### The request
Keep only the lines of the listing that include the word "Global", and copy them.

### Material
______

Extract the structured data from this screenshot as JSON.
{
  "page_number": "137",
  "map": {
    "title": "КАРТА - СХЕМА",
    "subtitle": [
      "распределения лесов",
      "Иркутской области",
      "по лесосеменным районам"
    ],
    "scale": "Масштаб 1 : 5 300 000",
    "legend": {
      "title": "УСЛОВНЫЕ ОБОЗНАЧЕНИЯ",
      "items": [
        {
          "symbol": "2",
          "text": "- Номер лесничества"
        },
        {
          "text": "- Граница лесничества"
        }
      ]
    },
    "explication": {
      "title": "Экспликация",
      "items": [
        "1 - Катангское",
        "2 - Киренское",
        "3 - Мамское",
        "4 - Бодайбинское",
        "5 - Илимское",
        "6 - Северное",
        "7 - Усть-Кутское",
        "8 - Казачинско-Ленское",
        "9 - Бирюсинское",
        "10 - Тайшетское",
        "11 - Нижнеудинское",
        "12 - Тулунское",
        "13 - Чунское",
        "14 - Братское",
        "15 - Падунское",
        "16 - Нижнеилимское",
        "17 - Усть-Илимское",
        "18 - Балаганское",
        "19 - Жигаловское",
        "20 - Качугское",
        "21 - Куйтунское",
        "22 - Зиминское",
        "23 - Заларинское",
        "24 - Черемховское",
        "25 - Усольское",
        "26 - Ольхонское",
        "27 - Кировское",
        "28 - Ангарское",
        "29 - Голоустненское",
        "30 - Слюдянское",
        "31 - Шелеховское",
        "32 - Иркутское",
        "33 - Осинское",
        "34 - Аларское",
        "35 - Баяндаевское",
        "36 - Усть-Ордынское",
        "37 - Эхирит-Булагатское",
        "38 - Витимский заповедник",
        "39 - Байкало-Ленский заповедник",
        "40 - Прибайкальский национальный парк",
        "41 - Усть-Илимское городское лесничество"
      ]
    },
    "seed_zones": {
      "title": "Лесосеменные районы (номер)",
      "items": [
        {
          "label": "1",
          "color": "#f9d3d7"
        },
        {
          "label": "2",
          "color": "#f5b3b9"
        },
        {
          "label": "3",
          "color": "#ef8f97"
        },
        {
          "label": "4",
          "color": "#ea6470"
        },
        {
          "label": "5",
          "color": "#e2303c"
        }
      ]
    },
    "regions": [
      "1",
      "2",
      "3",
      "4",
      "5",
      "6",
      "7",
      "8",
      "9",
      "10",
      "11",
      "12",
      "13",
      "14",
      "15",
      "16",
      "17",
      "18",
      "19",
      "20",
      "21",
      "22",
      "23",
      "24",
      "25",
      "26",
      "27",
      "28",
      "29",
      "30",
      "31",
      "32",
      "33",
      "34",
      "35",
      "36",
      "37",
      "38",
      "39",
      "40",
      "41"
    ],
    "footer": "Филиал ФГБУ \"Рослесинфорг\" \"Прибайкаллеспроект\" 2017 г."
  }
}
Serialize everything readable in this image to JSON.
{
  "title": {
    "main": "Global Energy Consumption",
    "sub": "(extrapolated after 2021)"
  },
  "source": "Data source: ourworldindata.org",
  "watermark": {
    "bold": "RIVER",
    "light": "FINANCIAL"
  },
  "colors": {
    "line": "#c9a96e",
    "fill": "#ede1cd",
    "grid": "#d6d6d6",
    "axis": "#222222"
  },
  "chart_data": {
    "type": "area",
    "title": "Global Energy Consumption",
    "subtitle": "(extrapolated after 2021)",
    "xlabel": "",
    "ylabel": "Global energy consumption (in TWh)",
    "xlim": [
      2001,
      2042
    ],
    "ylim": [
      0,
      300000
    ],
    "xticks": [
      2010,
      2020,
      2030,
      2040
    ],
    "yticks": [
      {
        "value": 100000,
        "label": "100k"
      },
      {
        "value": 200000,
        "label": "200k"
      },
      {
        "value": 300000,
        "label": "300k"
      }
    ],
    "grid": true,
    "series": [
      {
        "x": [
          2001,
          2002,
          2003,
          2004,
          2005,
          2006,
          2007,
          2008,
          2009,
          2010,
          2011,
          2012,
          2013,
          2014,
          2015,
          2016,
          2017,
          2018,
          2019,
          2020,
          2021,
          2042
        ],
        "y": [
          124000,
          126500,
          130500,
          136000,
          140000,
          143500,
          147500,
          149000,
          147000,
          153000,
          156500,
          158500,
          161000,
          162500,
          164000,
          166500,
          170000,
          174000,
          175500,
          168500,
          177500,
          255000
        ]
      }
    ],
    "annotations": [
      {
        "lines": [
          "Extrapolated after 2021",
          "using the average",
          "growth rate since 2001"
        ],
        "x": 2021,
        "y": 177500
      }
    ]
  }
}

______

### Written solution
    "main": "Global Energy Consumption",
    "title": "Global Energy Consumption",
    "ylabel": "Global energy consumption (in TWh)",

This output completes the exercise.